## Begin Dataset excerpts

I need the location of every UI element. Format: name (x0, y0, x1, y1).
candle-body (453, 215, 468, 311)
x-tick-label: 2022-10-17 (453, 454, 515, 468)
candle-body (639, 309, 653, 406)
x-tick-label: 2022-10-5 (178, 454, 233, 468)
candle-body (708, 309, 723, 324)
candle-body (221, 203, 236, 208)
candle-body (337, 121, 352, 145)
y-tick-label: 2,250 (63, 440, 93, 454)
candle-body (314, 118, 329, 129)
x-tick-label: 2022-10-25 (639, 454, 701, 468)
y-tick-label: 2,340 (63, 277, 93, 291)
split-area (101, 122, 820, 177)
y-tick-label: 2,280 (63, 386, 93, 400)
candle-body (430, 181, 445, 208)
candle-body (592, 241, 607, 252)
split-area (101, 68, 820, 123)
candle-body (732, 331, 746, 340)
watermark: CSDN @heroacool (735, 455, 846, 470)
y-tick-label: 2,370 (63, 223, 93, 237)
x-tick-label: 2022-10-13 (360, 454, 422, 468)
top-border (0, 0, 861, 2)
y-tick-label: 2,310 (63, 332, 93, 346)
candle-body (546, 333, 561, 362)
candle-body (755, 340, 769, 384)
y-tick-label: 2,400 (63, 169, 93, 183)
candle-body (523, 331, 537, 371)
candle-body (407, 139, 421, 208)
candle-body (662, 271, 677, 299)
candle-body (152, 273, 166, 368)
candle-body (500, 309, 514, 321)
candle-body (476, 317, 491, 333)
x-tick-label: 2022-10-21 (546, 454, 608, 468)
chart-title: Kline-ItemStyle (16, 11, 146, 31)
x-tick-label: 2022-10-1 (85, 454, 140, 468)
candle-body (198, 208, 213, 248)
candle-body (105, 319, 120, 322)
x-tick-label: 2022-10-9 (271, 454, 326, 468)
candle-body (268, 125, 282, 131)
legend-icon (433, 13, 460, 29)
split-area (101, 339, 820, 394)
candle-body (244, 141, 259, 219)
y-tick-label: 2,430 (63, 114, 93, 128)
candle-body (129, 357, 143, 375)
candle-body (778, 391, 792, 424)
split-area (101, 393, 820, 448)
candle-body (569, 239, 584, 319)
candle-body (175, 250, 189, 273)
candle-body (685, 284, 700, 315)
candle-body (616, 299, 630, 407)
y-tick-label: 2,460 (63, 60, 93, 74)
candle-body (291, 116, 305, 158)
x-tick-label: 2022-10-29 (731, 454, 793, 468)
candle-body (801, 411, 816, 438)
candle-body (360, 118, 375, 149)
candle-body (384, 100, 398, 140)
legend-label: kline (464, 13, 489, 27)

## End Dataset excerpts

* **Set problem**
Return every line of the records that contains the string "split". Case counts in the match.

* **The output**
split-area (101, 122, 820, 177)
split-area (101, 68, 820, 123)
split-area (101, 339, 820, 394)
split-area (101, 393, 820, 448)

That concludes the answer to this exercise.